▸ PROBLEM DETAILS
Reproduce all of the records below line for line without changing anything, and leave the pictures out of your copy.

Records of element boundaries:

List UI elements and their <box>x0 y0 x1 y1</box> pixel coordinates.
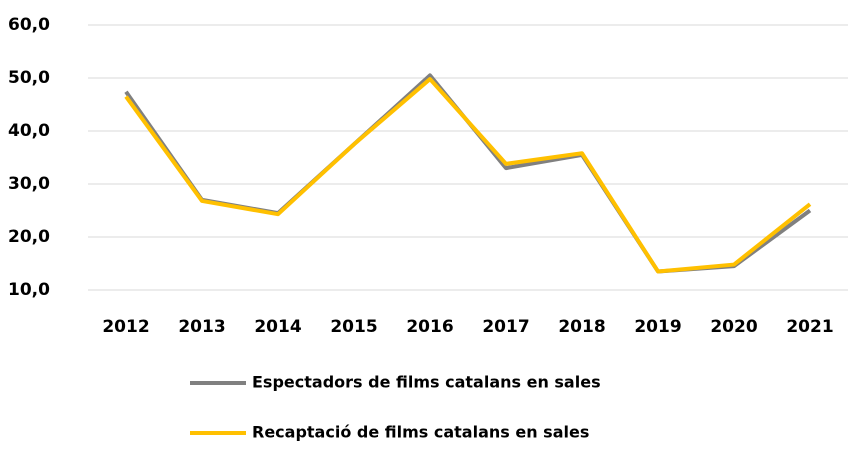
legend-label: Espectadors de films catalans en sales <box>252 373 601 392</box>
x-tick-label: 2018 <box>558 317 605 337</box>
x-tick-label: 2012 <box>102 317 149 337</box>
legend-label: Recaptació de films catalans en sales <box>252 423 589 442</box>
y-tick-label: 30,0 <box>8 174 50 194</box>
x-tick-label: 2013 <box>178 317 225 337</box>
y-tick-label: 20,0 <box>8 227 50 247</box>
y-tick-label: 40,0 <box>8 121 50 141</box>
x-tick-label: 2019 <box>634 317 681 337</box>
x-tick-label: 2015 <box>330 317 377 337</box>
x-tick-label: 2016 <box>406 317 453 337</box>
series-line <box>124 73 812 274</box>
x-tick-label: 2014 <box>254 317 301 337</box>
x-tick-label: 2017 <box>482 317 529 337</box>
x-tick-label: 2021 <box>786 317 833 337</box>
y-tick-label: 10,0 <box>8 280 50 300</box>
series-line <box>124 77 812 274</box>
y-tick-label: 60,0 <box>8 15 50 35</box>
x-tick-label: 2020 <box>710 317 757 337</box>
y-tick-label: 50,0 <box>8 68 50 88</box>
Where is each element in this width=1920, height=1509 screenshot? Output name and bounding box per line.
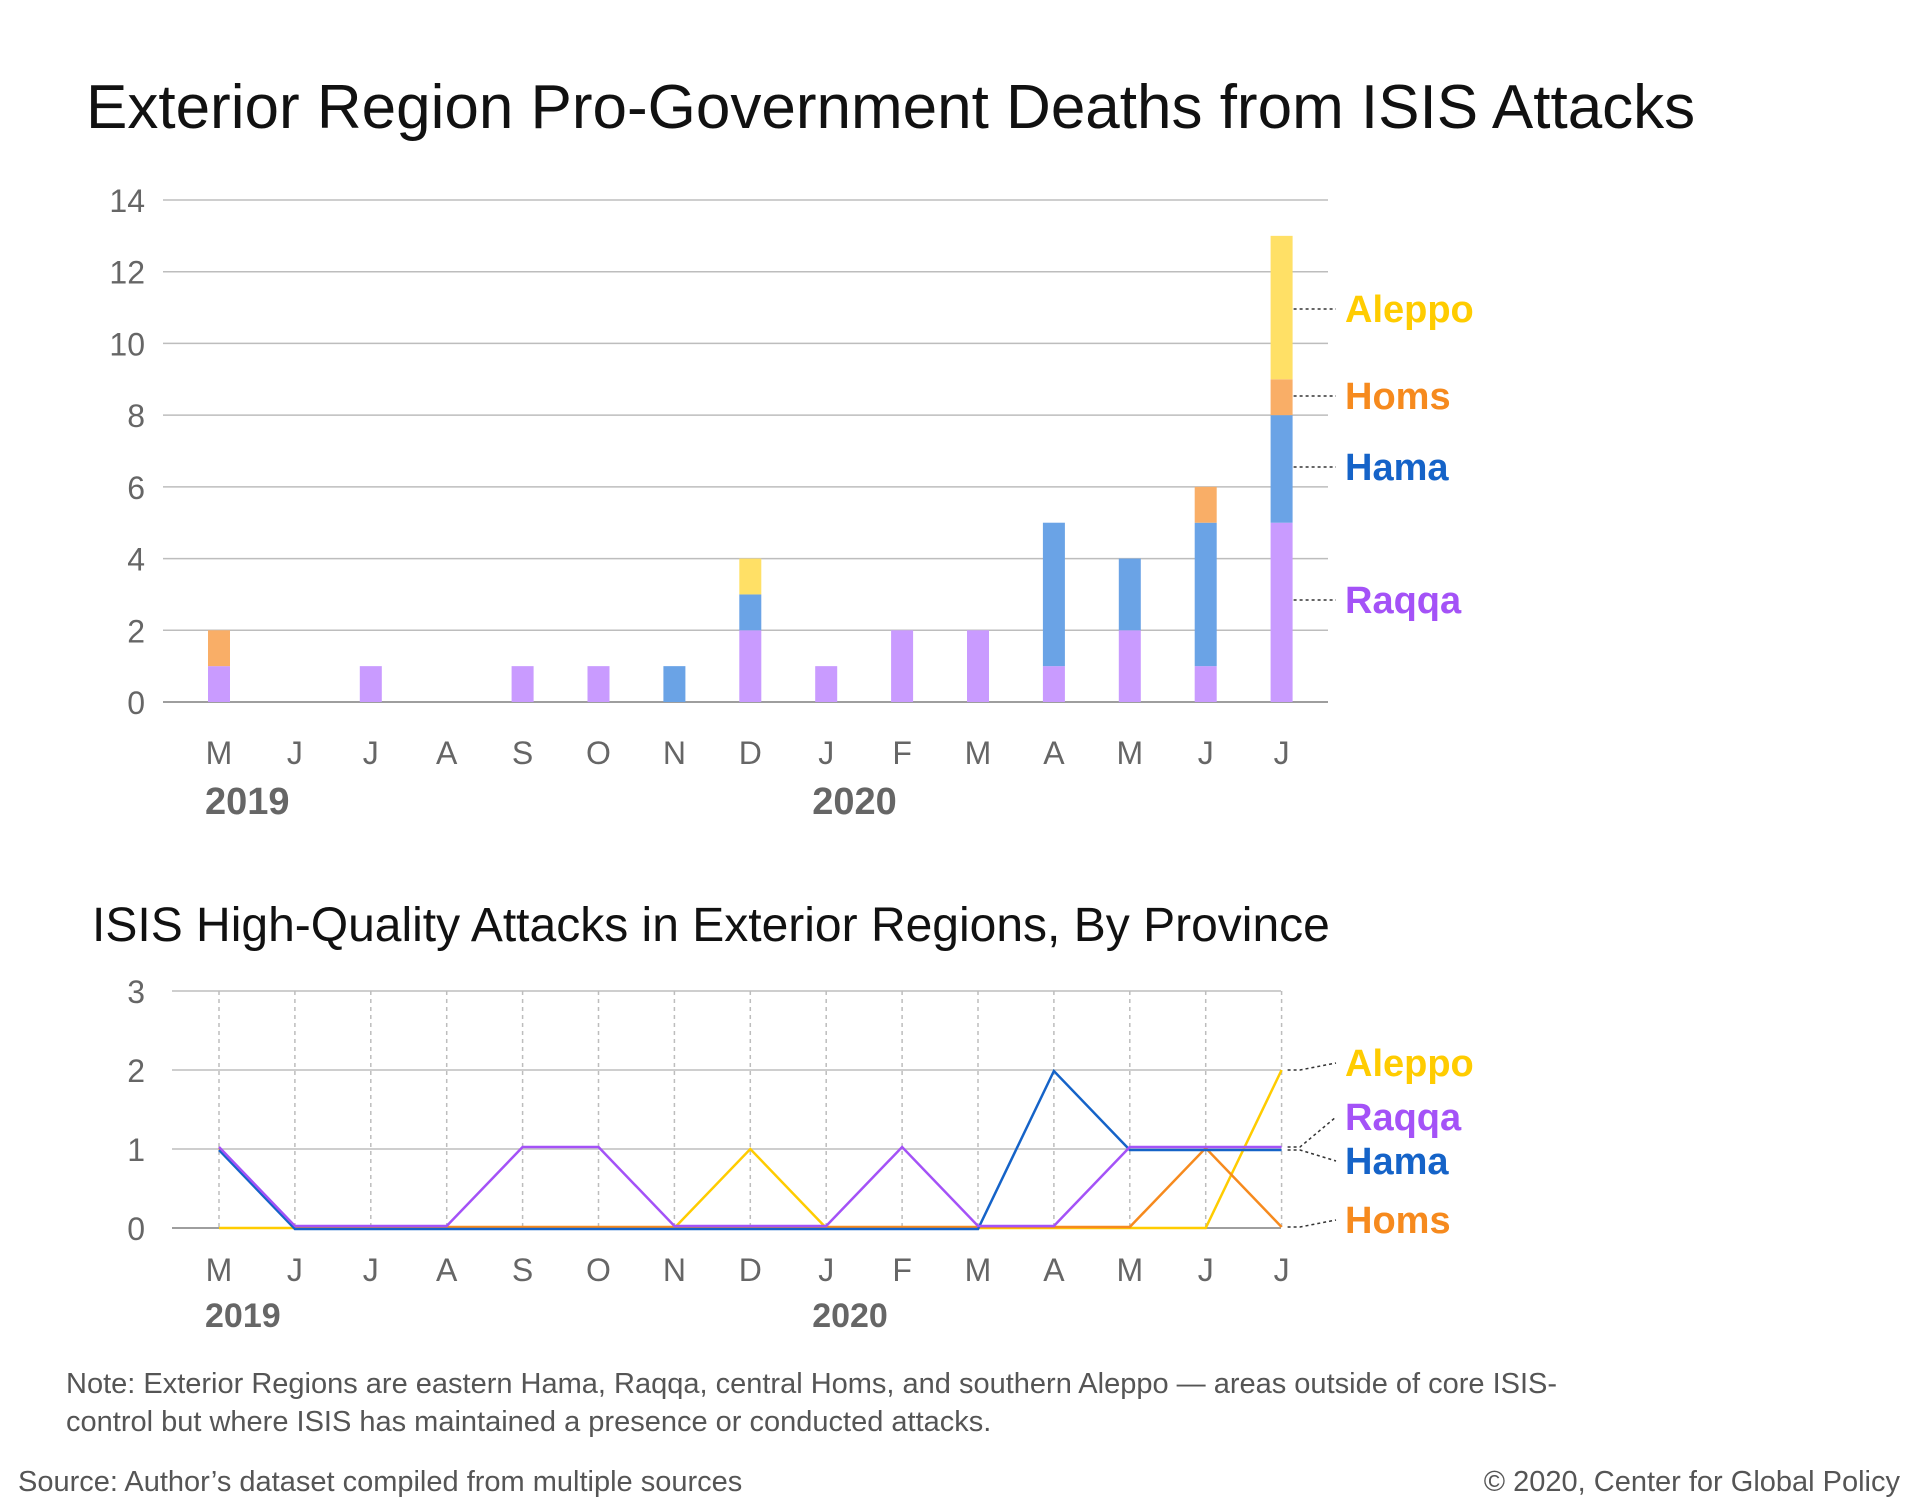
- x-tick-label: J: [818, 1252, 834, 1288]
- year-label: 2019: [205, 1297, 281, 1335]
- series-line-hama: [218, 1068, 1282, 1231]
- copyright: © 2020, Center for Global Policy: [1483, 1466, 1900, 1498]
- series-label-aleppo: Aleppo: [1345, 1043, 1474, 1085]
- x-tick-label: F: [892, 735, 912, 771]
- x-tick-label: J: [287, 1252, 303, 1288]
- x-tick-label: A: [436, 735, 458, 771]
- leader-line: [1287, 1116, 1337, 1148]
- series-label-hama: Hama: [1345, 1141, 1449, 1183]
- bar-segment-raqqa: [1270, 522, 1293, 702]
- bar-segment-hama: [1118, 558, 1141, 631]
- x-tick-label: M: [1116, 735, 1143, 771]
- year-label: 2020: [812, 781, 897, 823]
- x-tick-label: J: [363, 735, 379, 771]
- bar-segment-hama: [663, 666, 686, 702]
- series-label-aleppo: Aleppo: [1345, 289, 1474, 331]
- x-tick-label: M: [206, 1252, 233, 1288]
- bar-segment-raqqa: [739, 630, 762, 702]
- x-tick-label: S: [512, 1252, 533, 1288]
- bar-segment-raqqa: [815, 666, 838, 702]
- y-tick-label: 2: [127, 1053, 145, 1089]
- bar-segment-raqqa: [587, 666, 610, 702]
- x-tick-label: J: [818, 735, 834, 771]
- x-tick-label: M: [965, 1252, 992, 1288]
- bar-segment-raqqa: [1118, 630, 1141, 702]
- series-label-homs: Homs: [1345, 376, 1451, 418]
- x-tick-label: D: [739, 1252, 762, 1288]
- leader-line: [1287, 1219, 1337, 1228]
- bar-chart-title: Exterior Region Pro-Government Deaths fr…: [86, 73, 1696, 142]
- x-tick-label: A: [1043, 735, 1065, 771]
- bar-segment-hama: [1042, 522, 1065, 667]
- bar-segment-raqqa: [511, 666, 534, 702]
- year-label: 2020: [812, 1297, 888, 1335]
- bar-segment-hama: [1270, 415, 1293, 523]
- x-tick-label: M: [1116, 1252, 1143, 1288]
- x-tick-label: J: [1274, 1252, 1290, 1288]
- x-tick-label: S: [512, 735, 533, 771]
- footnote: Note: Exterior Regions are eastern Hama,…: [66, 1368, 1558, 1438]
- bar-segment-aleppo: [739, 558, 762, 595]
- year-label: 2019: [205, 781, 290, 823]
- bar-segment-homs: [1270, 379, 1293, 416]
- bar-segment-hama: [1194, 522, 1217, 667]
- bar-segment-aleppo: [1270, 235, 1293, 380]
- y-tick-label: 14: [109, 183, 145, 219]
- x-tick-label: O: [586, 735, 611, 771]
- series-label-hama: Hama: [1345, 447, 1449, 489]
- stacked-bar-chart: 0 2 4 6 8 10 12 14 M J J A S O N D J F M A M J J 2019 2020 Raqqa H…: [109, 183, 1474, 823]
- x-tick-label: F: [892, 1252, 912, 1288]
- x-tick-label: J: [1198, 735, 1214, 771]
- bar-segment-raqqa: [891, 630, 914, 702]
- bar-segment-hama: [739, 594, 762, 631]
- bar-segment-homs: [208, 630, 230, 667]
- x-tick-label: A: [436, 1252, 458, 1288]
- x-tick-label: M: [206, 735, 233, 771]
- leader-line: [1287, 1149, 1337, 1162]
- bar-segment-raqqa: [967, 630, 989, 702]
- leader-line: [1287, 1062, 1337, 1071]
- y-tick-label: 1: [127, 1132, 145, 1168]
- bar-segment-raqqa: [359, 666, 382, 702]
- line-chart-title: ISIS High-Quality Attacks in Exterior Re…: [92, 899, 1330, 952]
- bar-segment-raqqa: [1042, 666, 1065, 702]
- series-label-raqqa: Raqqa: [1345, 1097, 1462, 1139]
- y-tick-label: 2: [127, 613, 145, 649]
- x-tick-label: A: [1043, 1252, 1065, 1288]
- y-tick-label: 4: [127, 542, 145, 578]
- source-credit: Source: Author’s dataset compiled from m…: [18, 1466, 743, 1498]
- bar-segment-raqqa: [208, 666, 230, 702]
- y-tick-label: 8: [127, 398, 145, 434]
- y-tick-label: 6: [127, 470, 145, 506]
- x-tick-label: J: [1274, 735, 1290, 771]
- x-tick-label: D: [739, 735, 762, 771]
- y-tick-label: 0: [127, 1211, 145, 1247]
- series-label-raqqa: Raqqa: [1345, 580, 1462, 622]
- x-tick-label: J: [363, 1252, 379, 1288]
- x-tick-label: O: [586, 1252, 611, 1288]
- x-tick-label: M: [965, 735, 992, 771]
- y-tick-label: 0: [127, 685, 145, 721]
- x-tick-label: J: [287, 735, 303, 771]
- x-tick-label: N: [663, 1252, 686, 1288]
- y-tick-label: 3: [127, 974, 145, 1010]
- series-label-homs: Homs: [1345, 1200, 1451, 1242]
- bar-segment-raqqa: [1194, 666, 1217, 702]
- bar-segment-homs: [1194, 486, 1217, 523]
- x-tick-label: N: [663, 735, 686, 771]
- x-tick-label: J: [1198, 1252, 1214, 1288]
- y-tick-label: 12: [109, 255, 145, 291]
- y-tick-label: 10: [109, 326, 145, 362]
- series-line-raqqa: [218, 1145, 1282, 1228]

▸ THE REPLY
List UI elements and their <box>x0 y0 x1 y1</box> pixel coordinates.
legend-label: Espectadors de films catalans en sales <box>252 373 601 392</box>
x-tick-label: 2018 <box>558 317 605 337</box>
x-tick-label: 2012 <box>102 317 149 337</box>
legend-label: Recaptació de films catalans en sales <box>252 423 589 442</box>
y-tick-label: 30,0 <box>8 174 50 194</box>
x-tick-label: 2013 <box>178 317 225 337</box>
y-tick-label: 20,0 <box>8 227 50 247</box>
y-tick-label: 40,0 <box>8 121 50 141</box>
x-tick-label: 2019 <box>634 317 681 337</box>
x-tick-label: 2015 <box>330 317 377 337</box>
x-tick-label: 2016 <box>406 317 453 337</box>
series-line <box>124 73 812 274</box>
x-tick-label: 2014 <box>254 317 301 337</box>
x-tick-label: 2017 <box>482 317 529 337</box>
x-tick-label: 2021 <box>786 317 833 337</box>
y-tick-label: 10,0 <box>8 280 50 300</box>
series-line <box>124 77 812 274</box>
y-tick-label: 60,0 <box>8 15 50 35</box>
x-tick-label: 2020 <box>710 317 757 337</box>
y-tick-label: 50,0 <box>8 68 50 88</box>
Where is each element in this width=1920, height=1509 screenshot? Output name and bounding box per line.
- x-tick-label: J: [818, 1252, 834, 1288]
- year-label: 2019: [205, 1297, 281, 1335]
- series-line-hama: [218, 1068, 1282, 1231]
- copyright: © 2020, Center for Global Policy: [1483, 1466, 1900, 1498]
- series-label-aleppo: Aleppo: [1345, 1043, 1474, 1085]
- x-tick-label: F: [892, 735, 912, 771]
- x-tick-label: J: [287, 1252, 303, 1288]
- x-tick-label: A: [436, 735, 458, 771]
- leader-line: [1287, 1116, 1337, 1148]
- series-label-hama: Hama: [1345, 1141, 1449, 1183]
- bar-segment-raqqa: [1270, 522, 1293, 702]
- bar-segment-hama: [1118, 558, 1141, 631]
- x-tick-label: M: [1116, 735, 1143, 771]
- year-label: 2020: [812, 781, 897, 823]
- x-tick-label: J: [363, 735, 379, 771]
- bar-segment-hama: [663, 666, 686, 702]
- series-label-aleppo: Aleppo: [1345, 289, 1474, 331]
- x-tick-label: M: [206, 1252, 233, 1288]
- bar-segment-raqqa: [739, 630, 762, 702]
- x-tick-label: S: [512, 1252, 533, 1288]
- bar-segment-raqqa: [815, 666, 838, 702]
- y-tick-label: 2: [127, 1053, 145, 1089]
- bar-segment-raqqa: [587, 666, 610, 702]
- x-tick-label: J: [818, 735, 834, 771]
- x-tick-label: M: [965, 1252, 992, 1288]
- bar-segment-raqqa: [1118, 630, 1141, 702]
- series-label-homs: Homs: [1345, 376, 1451, 418]
- x-tick-label: D: [739, 1252, 762, 1288]
- leader-line: [1287, 1219, 1337, 1228]
- bar-chart-title: Exterior Region Pro-Government Deaths fr…: [86, 73, 1696, 142]
- x-tick-label: A: [1043, 735, 1065, 771]
- bar-segment-hama: [1042, 522, 1065, 667]
- bar-segment-raqqa: [511, 666, 534, 702]
- year-label: 2020: [812, 1297, 888, 1335]
- bar-segment-hama: [1270, 415, 1293, 523]
- x-tick-label: M: [1116, 1252, 1143, 1288]
- x-tick-label: J: [1274, 1252, 1290, 1288]
- x-tick-label: S: [512, 735, 533, 771]
- footnote: Note: Exterior Regions are eastern Hama,…: [66, 1368, 1558, 1438]
- bar-segment-aleppo: [739, 558, 762, 595]
- year-label: 2019: [205, 781, 290, 823]
- bar-segment-homs: [1270, 379, 1293, 416]
- bar-segment-hama: [1194, 522, 1217, 667]
- bar-segment-aleppo: [1270, 235, 1293, 380]
- y-tick-label: 14: [109, 183, 145, 219]
- x-tick-label: O: [586, 735, 611, 771]
- series-label-hama: Hama: [1345, 447, 1449, 489]
- stacked-bar-chart: 0 2 4 6 8 10 12 14 M J J A S O N D J F M A M J J 2019 2020 Raqqa H…: [109, 183, 1474, 823]
- x-tick-label: F: [892, 1252, 912, 1288]
- x-tick-label: J: [1198, 735, 1214, 771]
- bar-segment-raqqa: [891, 630, 914, 702]
- bar-segment-hama: [739, 594, 762, 631]
- bar-segment-homs: [208, 630, 230, 667]
- x-tick-label: A: [436, 1252, 458, 1288]
- x-tick-label: M: [206, 735, 233, 771]
- leader-line: [1287, 1149, 1337, 1162]
- bar-segment-raqqa: [967, 630, 989, 702]
- leader-line: [1287, 1062, 1337, 1071]
- y-tick-label: 1: [127, 1132, 145, 1168]
- bar-segment-raqqa: [359, 666, 382, 702]
- line-chart-title: ISIS High-Quality Attacks in Exterior Re…: [92, 899, 1330, 952]
- bar-segment-raqqa: [1042, 666, 1065, 702]
- series-label-raqqa: Raqqa: [1345, 1097, 1462, 1139]
- y-tick-label: 2: [127, 613, 145, 649]
- x-tick-label: A: [1043, 1252, 1065, 1288]
- y-tick-label: 4: [127, 542, 145, 578]
- source-credit: Source: Author’s dataset compiled from m…: [18, 1466, 743, 1498]
- bar-segment-raqqa: [208, 666, 230, 702]
- y-tick-label: 8: [127, 398, 145, 434]
- y-tick-label: 6: [127, 470, 145, 506]
- x-tick-label: J: [1274, 735, 1290, 771]
- x-tick-label: D: [739, 735, 762, 771]
- y-tick-label: 0: [127, 1211, 145, 1247]
- series-label-raqqa: Raqqa: [1345, 580, 1462, 622]
- x-tick-label: J: [363, 1252, 379, 1288]
- x-tick-label: O: [586, 1252, 611, 1288]
- x-tick-label: M: [965, 735, 992, 771]
- y-tick-label: 0: [127, 685, 145, 721]
- x-tick-label: J: [287, 735, 303, 771]
- x-tick-label: N: [663, 1252, 686, 1288]
- y-tick-label: 3: [127, 974, 145, 1010]
- series-label-homs: Homs: [1345, 1200, 1451, 1242]
- bar-segment-raqqa: [1194, 666, 1217, 702]
- bar-segment-homs: [1194, 486, 1217, 523]
- x-tick-label: N: [663, 735, 686, 771]
- x-tick-label: J: [1198, 1252, 1214, 1288]
- y-tick-label: 12: [109, 255, 145, 291]
- y-tick-label: 10: [109, 326, 145, 362]
- series-line-raqqa: [218, 1145, 1282, 1228]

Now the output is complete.